[Data entries]

"""

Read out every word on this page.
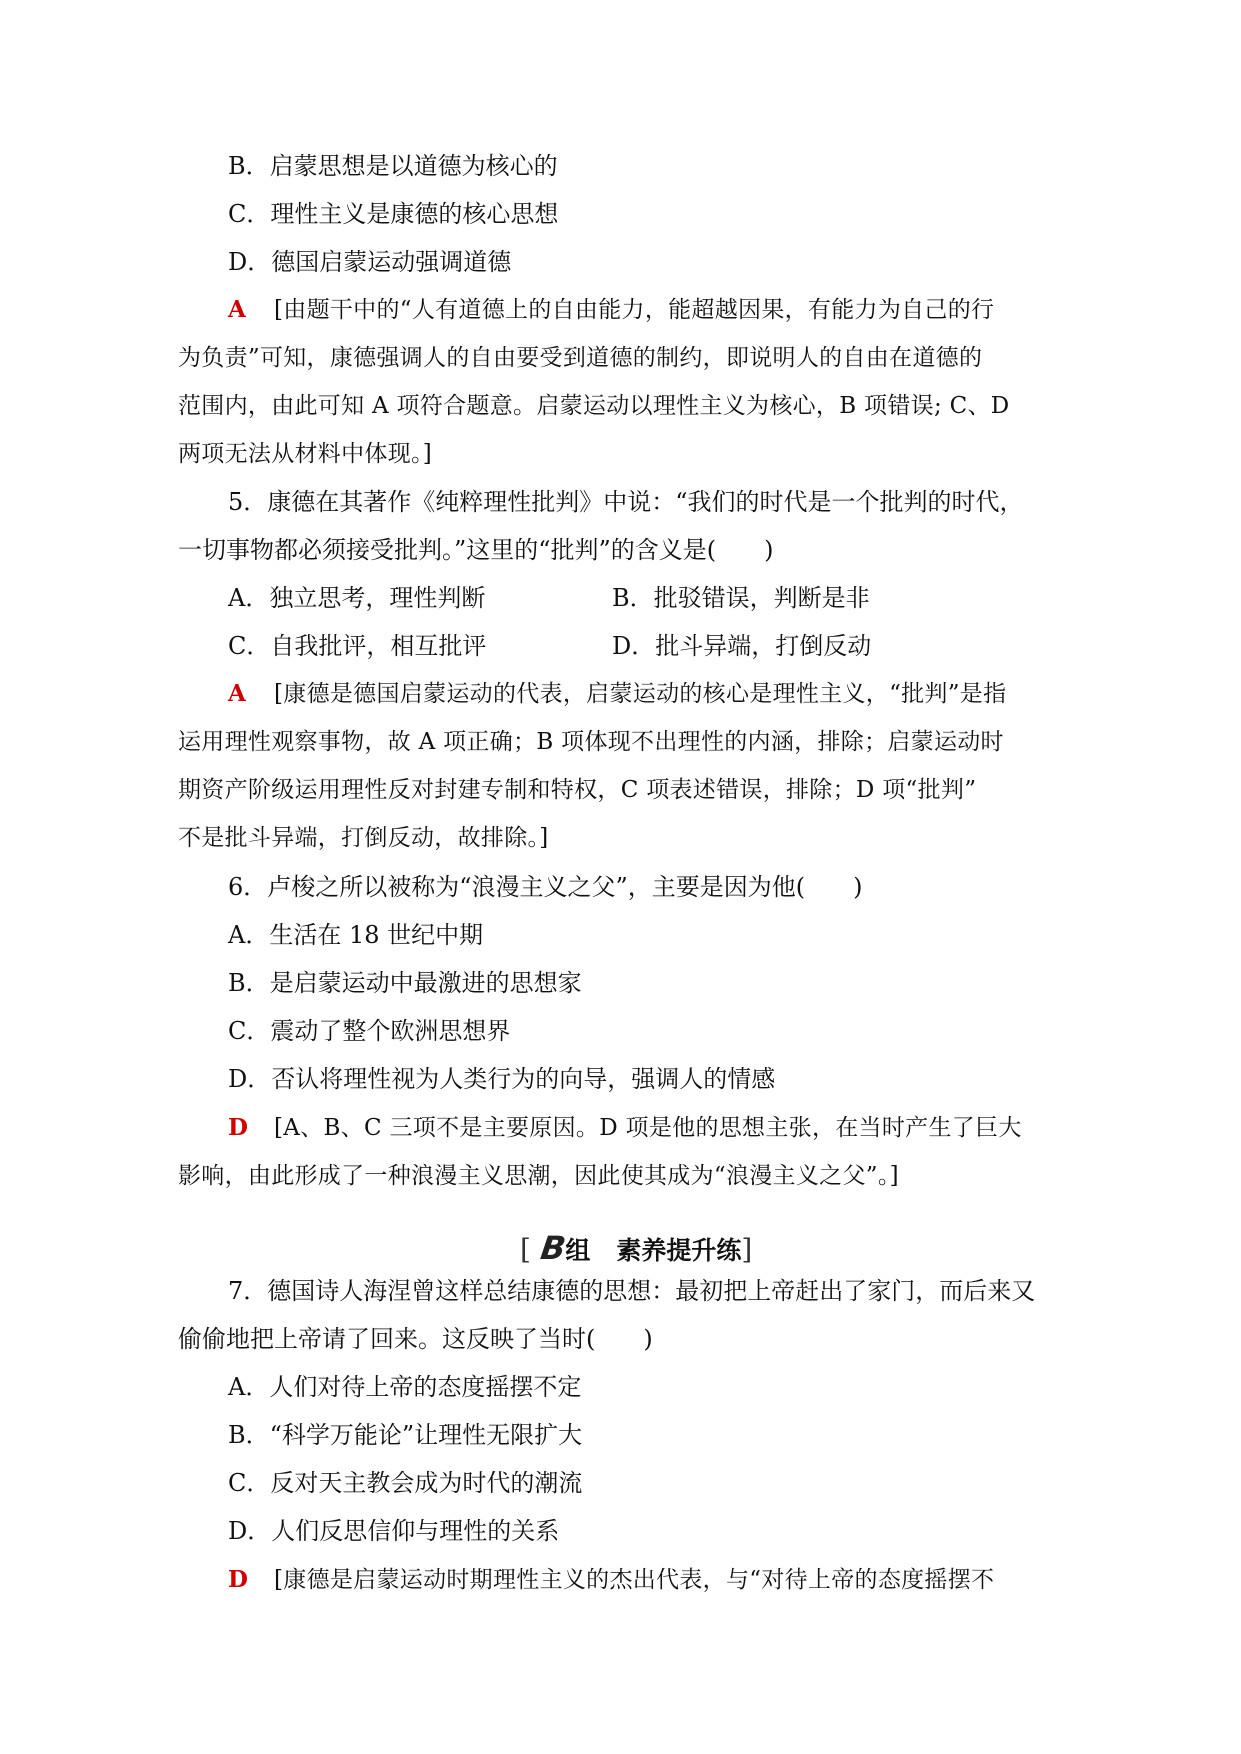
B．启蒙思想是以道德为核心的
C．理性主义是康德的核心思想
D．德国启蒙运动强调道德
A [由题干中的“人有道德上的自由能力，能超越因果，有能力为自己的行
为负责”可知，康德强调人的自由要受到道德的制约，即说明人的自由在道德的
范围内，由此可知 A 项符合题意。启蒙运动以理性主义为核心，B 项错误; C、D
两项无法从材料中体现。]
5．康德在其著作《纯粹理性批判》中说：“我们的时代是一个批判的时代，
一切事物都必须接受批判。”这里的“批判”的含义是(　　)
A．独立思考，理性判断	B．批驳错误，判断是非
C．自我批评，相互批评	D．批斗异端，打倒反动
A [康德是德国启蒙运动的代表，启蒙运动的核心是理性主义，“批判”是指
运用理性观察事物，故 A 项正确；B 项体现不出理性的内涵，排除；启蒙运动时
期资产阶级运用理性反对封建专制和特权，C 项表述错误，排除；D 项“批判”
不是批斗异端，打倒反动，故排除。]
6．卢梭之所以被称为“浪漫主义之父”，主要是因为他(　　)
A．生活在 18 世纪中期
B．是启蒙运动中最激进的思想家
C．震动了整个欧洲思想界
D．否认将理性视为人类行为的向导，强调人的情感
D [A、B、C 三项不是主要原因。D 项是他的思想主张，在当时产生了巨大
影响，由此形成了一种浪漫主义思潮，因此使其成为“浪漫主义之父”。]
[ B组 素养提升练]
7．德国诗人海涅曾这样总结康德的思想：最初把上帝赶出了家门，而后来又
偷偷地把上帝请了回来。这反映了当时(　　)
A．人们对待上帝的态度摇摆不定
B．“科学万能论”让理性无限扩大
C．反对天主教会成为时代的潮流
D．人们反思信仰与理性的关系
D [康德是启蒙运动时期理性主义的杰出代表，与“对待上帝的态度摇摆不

"""
"""

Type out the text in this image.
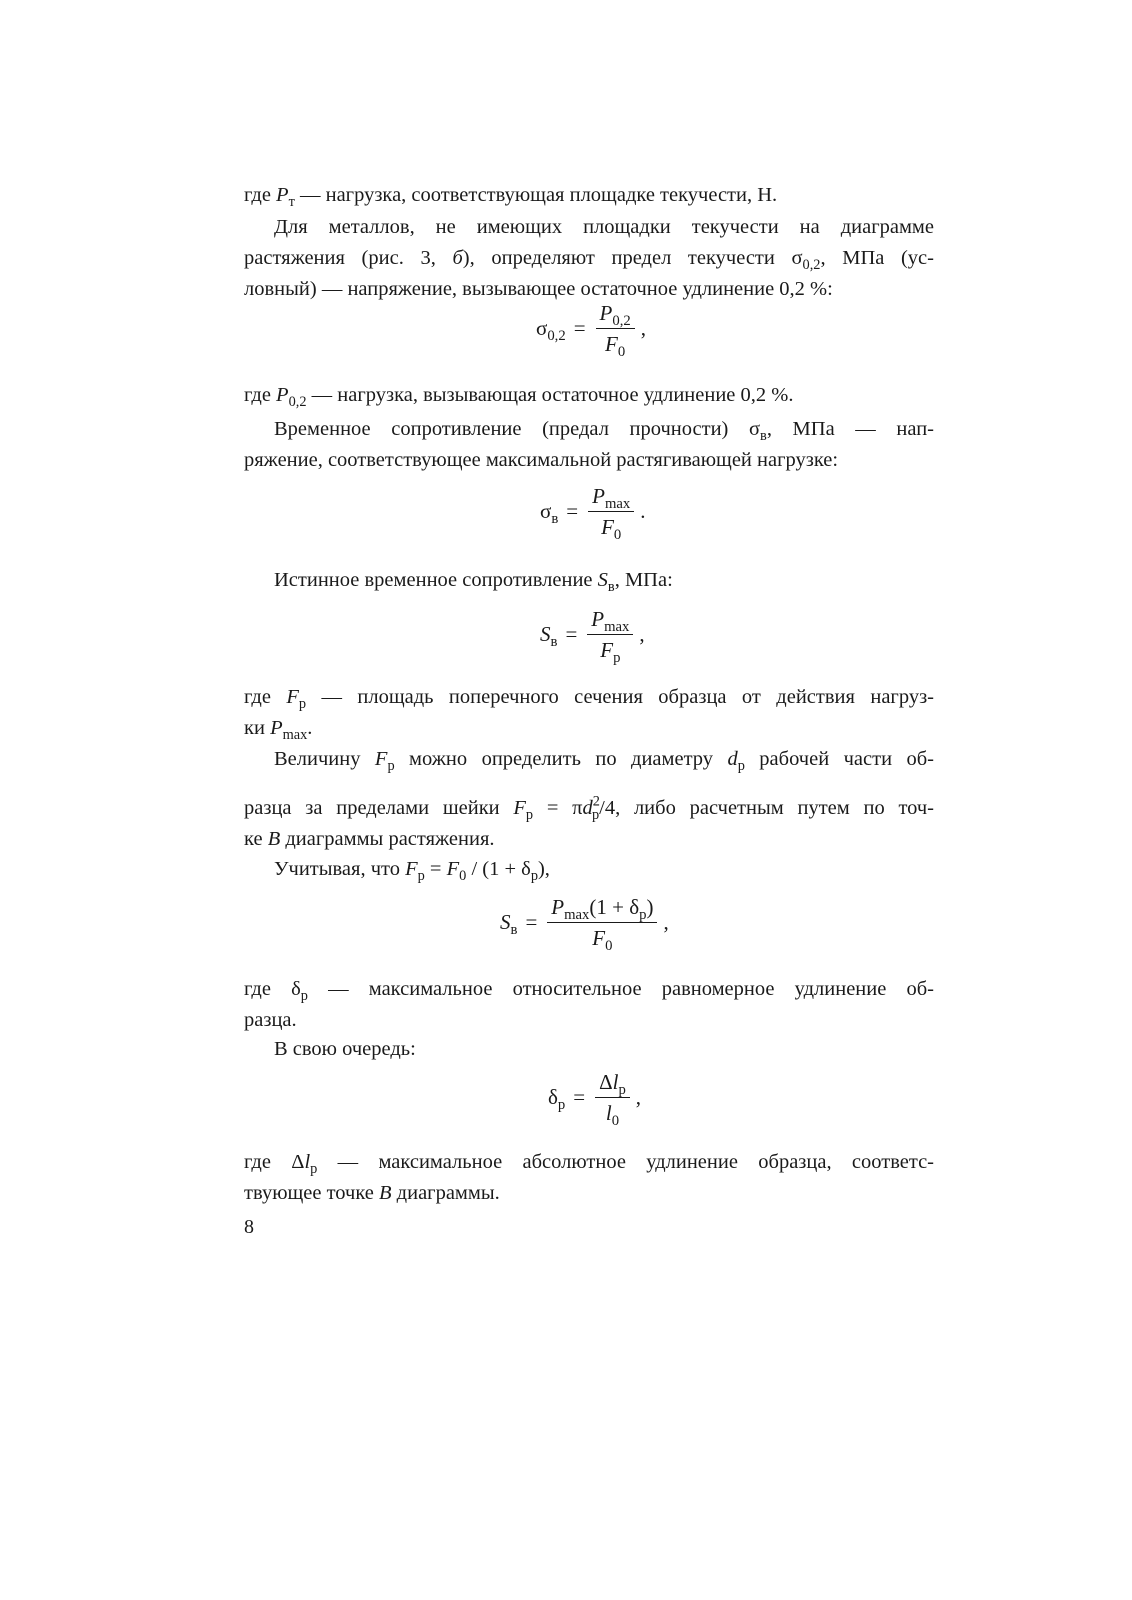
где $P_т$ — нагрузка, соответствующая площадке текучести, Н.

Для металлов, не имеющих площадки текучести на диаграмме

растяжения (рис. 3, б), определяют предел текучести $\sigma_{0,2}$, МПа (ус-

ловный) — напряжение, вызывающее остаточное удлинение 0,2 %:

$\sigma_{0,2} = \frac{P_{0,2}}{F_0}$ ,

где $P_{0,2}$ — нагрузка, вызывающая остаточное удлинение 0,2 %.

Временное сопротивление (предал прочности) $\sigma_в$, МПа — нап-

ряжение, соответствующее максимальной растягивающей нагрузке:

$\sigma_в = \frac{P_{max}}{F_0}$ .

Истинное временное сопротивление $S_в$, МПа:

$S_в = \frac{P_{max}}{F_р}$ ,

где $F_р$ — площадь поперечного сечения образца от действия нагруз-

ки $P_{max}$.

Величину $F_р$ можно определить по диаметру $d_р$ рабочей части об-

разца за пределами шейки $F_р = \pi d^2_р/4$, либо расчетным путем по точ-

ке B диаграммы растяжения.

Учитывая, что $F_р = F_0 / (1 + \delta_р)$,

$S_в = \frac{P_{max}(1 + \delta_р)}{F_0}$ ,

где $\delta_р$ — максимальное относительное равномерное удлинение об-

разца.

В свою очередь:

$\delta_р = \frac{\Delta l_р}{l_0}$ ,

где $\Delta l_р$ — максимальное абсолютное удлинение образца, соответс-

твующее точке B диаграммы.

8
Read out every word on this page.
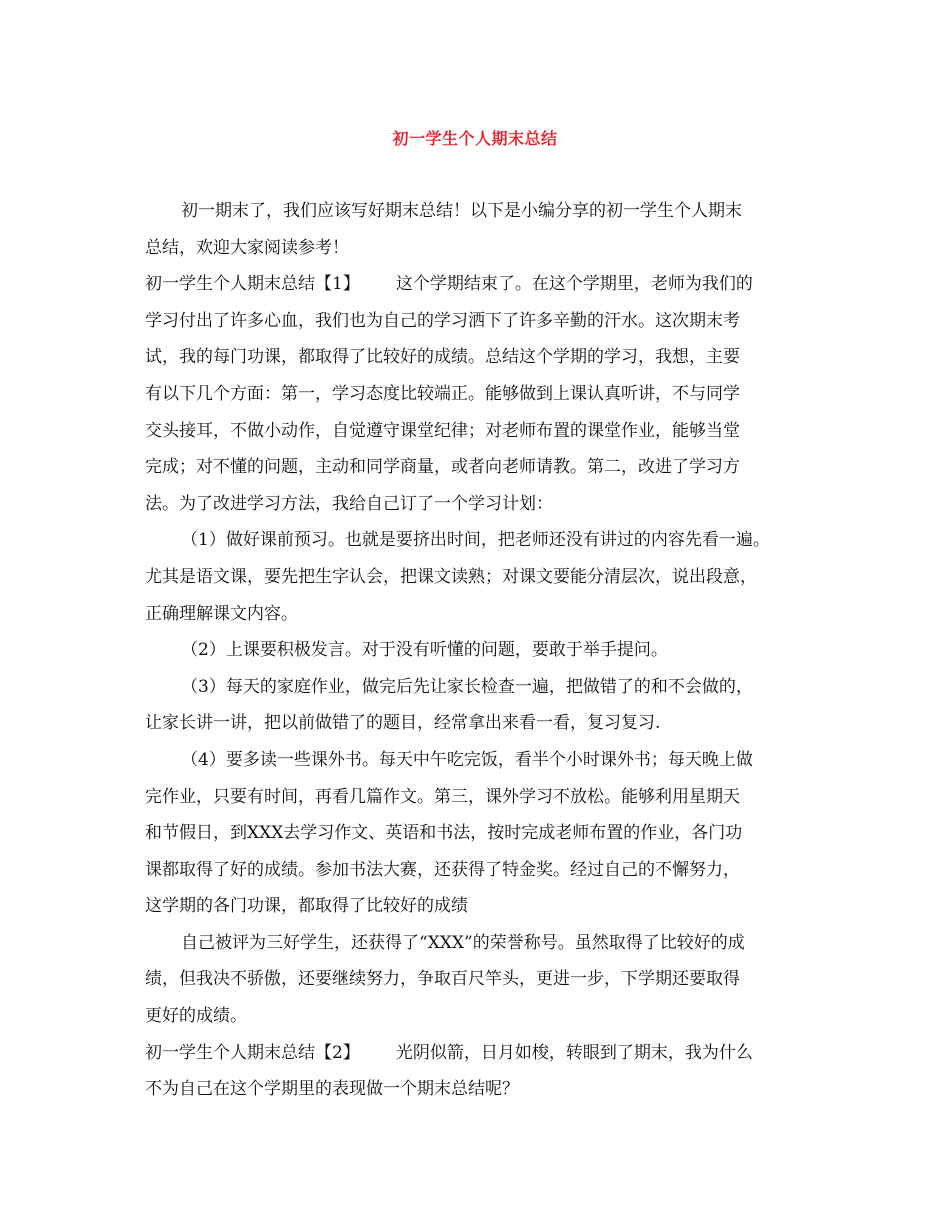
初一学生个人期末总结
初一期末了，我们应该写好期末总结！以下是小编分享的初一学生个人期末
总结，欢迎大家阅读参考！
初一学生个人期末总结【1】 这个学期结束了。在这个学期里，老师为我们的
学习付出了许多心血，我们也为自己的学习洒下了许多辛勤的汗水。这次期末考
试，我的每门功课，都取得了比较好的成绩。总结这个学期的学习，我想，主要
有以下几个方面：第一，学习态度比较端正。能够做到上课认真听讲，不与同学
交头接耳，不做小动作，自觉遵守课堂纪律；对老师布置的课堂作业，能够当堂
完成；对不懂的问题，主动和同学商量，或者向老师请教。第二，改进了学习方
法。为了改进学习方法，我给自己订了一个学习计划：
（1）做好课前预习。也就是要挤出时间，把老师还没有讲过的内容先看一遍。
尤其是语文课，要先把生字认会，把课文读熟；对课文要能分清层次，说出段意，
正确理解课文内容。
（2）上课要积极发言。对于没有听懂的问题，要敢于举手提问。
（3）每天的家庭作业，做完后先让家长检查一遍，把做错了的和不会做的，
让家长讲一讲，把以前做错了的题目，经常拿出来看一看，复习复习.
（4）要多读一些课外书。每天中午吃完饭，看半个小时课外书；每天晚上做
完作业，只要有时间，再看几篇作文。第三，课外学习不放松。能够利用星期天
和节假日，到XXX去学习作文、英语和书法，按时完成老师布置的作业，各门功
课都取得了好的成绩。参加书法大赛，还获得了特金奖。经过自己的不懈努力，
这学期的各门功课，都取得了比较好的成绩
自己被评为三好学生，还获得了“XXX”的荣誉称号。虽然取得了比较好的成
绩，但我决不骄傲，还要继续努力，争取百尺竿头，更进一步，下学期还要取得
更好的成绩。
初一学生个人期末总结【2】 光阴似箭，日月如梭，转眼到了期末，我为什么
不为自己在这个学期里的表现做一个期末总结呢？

"""

For the entries shown above, give the number of lines that include the word "остаточное", without any other text.

2